start Information supplied
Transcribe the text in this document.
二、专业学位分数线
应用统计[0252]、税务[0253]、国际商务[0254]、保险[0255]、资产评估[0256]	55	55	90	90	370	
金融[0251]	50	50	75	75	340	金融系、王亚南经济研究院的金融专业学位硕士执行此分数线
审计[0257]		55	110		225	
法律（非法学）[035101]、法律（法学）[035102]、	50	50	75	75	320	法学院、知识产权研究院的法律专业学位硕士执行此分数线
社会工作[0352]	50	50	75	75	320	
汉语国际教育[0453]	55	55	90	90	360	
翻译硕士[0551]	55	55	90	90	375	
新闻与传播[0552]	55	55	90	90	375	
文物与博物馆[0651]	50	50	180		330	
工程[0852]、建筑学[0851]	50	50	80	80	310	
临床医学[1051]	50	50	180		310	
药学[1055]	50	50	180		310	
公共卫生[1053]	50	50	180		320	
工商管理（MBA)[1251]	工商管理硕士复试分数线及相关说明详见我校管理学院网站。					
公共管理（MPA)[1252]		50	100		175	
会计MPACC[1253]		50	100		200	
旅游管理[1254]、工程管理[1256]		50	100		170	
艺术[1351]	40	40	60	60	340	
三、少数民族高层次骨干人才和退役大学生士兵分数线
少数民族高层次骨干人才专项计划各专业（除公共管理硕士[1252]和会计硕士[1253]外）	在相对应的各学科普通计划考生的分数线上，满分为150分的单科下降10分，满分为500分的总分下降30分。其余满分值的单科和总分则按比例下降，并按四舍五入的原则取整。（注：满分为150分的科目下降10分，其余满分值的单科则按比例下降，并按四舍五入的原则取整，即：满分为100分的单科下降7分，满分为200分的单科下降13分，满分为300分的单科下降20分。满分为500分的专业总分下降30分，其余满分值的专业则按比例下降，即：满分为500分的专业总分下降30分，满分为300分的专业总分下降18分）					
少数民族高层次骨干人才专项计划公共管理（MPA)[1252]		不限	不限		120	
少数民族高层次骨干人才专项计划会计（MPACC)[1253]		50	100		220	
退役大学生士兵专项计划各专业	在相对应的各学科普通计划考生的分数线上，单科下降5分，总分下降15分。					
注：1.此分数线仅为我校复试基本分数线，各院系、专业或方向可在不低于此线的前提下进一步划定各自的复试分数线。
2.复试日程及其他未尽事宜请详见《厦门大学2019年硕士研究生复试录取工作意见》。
end Information supplied
§ **Written exercise**
Go through the records above and set each one down exactly, please.

§ **Task answer**
Transcribe the text in this document.
二、专业学位分数线
应用统计[0252]、税务[0253]、国际商务[0254]、保险[0255]、资产评估[0256]	55	55	90	90	370	
金融[0251]	50	50	75	75	340	金融系、王亚南经济研究院的金融专业学位硕士执行此分数线
审计[0257]		55	110		225	
法律（非法学）[035101]、法律（法学）[035102]、	50	50	75	75	320	法学院、知识产权研究院的法律专业学位硕士执行此分数线
社会工作[0352]	50	50	75	75	320	
汉语国际教育[0453]	55	55	90	90	360	
翻译硕士[0551]	55	55	90	90	375	
新闻与传播[0552]	55	55	90	90	375	
文物与博物馆[0651]	50	50	180		330	
工程[0852]、建筑学[0851]	50	50	80	80	310	
临床医学[1051]	50	50	180		310	
药学[1055]	50	50	180		310	
公共卫生[1053]	50	50	180		320	
工商管理（MBA)[1251]	工商管理硕士复试分数线及相关说明详见我校管理学院网站。					
公共管理（MPA)[1252]		50	100		175	
会计MPACC[1253]		50	100		200	
旅游管理[1254]、工程管理[1256]		50	100		170	
艺术[1351]	40	40	60	60	340	
三、少数民族高层次骨干人才和退役大学生士兵分数线
少数民族高层次骨干人才专项计划各专业（除公共管理硕士[1252]和会计硕士[1253]外）	在相对应的各学科普通计划考生的分数线上，满分为150分的单科下降10分，满分为500分的总分下降30分。其余满分值的单科和总分则按比例下降，并按四舍五入的原则取整。（注：满分为150分的科目下降10分，其余满分值的单科则按比例下降，并按四舍五入的原则取整，即：满分为100分的单科下降7分，满分为200分的单科下降13分，满分为300分的单科下降20分。满分为500分的专业总分下降30分，其余满分值的专业则按比例下降，即：满分为500分的专业总分下降30分，满分为300分的专业总分下降18分）					
少数民族高层次骨干人才专项计划公共管理（MPA)[1252]		不限	不限		120	
少数民族高层次骨干人才专项计划会计（MPACC)[1253]		50	100		220	
退役大学生士兵专项计划各专业	在相对应的各学科普通计划考生的分数线上，单科下降5分，总分下降15分。					
注：1.此分数线仅为我校复试基本分数线，各院系、专业或方向可在不低于此线的前提下进一步划定各自的复试分数线。
2.复试日程及其他未尽事宜请详见《厦门大学2019年硕士研究生复试录取工作意见》。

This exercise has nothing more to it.